GOAL OF THE EXERCISE ▸ Identify the lines that contain the word "name" and copy each one.

SOURCE RECORDS ▸
* * *

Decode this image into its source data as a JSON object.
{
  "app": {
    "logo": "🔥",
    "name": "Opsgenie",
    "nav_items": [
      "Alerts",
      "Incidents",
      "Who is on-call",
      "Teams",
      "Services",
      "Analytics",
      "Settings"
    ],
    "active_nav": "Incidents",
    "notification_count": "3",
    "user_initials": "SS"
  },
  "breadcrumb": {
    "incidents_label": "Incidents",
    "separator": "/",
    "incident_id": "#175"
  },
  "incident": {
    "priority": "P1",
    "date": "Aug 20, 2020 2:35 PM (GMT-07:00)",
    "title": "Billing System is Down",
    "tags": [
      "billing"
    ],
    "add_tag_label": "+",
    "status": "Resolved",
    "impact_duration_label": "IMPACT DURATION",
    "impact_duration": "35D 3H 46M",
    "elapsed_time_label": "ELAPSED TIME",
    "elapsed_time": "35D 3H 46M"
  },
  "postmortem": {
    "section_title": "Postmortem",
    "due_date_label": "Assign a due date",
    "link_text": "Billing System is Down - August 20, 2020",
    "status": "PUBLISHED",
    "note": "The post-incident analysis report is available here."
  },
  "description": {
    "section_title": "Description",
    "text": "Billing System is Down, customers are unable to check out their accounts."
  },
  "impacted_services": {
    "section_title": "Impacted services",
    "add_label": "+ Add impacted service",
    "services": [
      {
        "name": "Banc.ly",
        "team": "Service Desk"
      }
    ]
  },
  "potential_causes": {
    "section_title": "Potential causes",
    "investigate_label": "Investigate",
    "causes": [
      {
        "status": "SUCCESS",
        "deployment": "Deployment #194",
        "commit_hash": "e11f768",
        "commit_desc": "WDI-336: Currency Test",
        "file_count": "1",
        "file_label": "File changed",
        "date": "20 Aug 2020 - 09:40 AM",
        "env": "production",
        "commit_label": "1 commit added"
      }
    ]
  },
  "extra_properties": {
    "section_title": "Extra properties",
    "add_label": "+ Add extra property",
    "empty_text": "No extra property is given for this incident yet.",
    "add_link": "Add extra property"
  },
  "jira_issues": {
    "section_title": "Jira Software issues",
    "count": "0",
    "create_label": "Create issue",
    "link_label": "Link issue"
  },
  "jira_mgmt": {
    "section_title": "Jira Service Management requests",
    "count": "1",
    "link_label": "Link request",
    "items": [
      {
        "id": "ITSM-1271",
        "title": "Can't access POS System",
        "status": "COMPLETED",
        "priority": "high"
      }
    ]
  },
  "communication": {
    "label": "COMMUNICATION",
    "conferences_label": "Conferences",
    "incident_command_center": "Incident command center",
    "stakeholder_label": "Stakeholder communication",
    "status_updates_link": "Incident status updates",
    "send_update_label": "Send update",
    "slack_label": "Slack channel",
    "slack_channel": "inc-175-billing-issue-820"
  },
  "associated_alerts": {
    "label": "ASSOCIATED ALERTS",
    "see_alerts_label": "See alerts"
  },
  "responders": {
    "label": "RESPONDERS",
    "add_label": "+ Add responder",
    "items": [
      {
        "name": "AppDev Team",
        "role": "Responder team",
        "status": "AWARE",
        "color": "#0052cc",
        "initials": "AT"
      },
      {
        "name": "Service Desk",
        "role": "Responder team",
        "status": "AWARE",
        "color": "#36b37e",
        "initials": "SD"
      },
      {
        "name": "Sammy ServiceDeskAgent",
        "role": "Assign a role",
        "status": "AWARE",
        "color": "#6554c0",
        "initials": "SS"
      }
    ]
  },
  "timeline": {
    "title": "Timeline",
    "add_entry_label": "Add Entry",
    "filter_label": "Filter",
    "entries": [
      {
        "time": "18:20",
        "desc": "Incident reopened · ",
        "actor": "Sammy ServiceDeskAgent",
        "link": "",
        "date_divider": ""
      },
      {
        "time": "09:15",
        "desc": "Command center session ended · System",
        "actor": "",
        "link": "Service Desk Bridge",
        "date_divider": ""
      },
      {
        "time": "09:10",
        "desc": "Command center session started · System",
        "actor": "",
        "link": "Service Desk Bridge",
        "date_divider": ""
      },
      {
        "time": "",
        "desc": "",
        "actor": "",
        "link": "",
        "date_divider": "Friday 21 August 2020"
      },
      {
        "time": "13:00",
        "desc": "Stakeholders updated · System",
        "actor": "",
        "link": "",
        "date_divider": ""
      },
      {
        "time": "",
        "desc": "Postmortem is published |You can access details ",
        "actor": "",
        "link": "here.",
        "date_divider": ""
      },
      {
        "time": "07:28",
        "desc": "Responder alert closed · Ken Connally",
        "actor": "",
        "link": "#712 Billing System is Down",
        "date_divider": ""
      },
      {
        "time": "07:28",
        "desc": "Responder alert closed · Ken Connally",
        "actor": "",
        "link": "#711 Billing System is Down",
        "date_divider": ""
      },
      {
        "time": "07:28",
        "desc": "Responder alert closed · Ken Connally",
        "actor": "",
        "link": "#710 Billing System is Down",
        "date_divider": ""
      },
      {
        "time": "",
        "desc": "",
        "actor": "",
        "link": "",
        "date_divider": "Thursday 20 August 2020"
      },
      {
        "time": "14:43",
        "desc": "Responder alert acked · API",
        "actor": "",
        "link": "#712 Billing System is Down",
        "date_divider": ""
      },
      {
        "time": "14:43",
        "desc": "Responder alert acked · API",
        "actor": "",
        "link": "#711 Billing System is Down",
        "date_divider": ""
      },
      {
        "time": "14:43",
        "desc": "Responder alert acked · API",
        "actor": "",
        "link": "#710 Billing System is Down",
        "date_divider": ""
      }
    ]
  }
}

* * *

RESULT FOR THIS EXERCISE ▸
    "name": "Opsgenie",
        "name": "Banc.ly",
        "name": "AppDev Team",
        "name": "Service Desk",
        "name": "Sammy ServiceDeskAgent",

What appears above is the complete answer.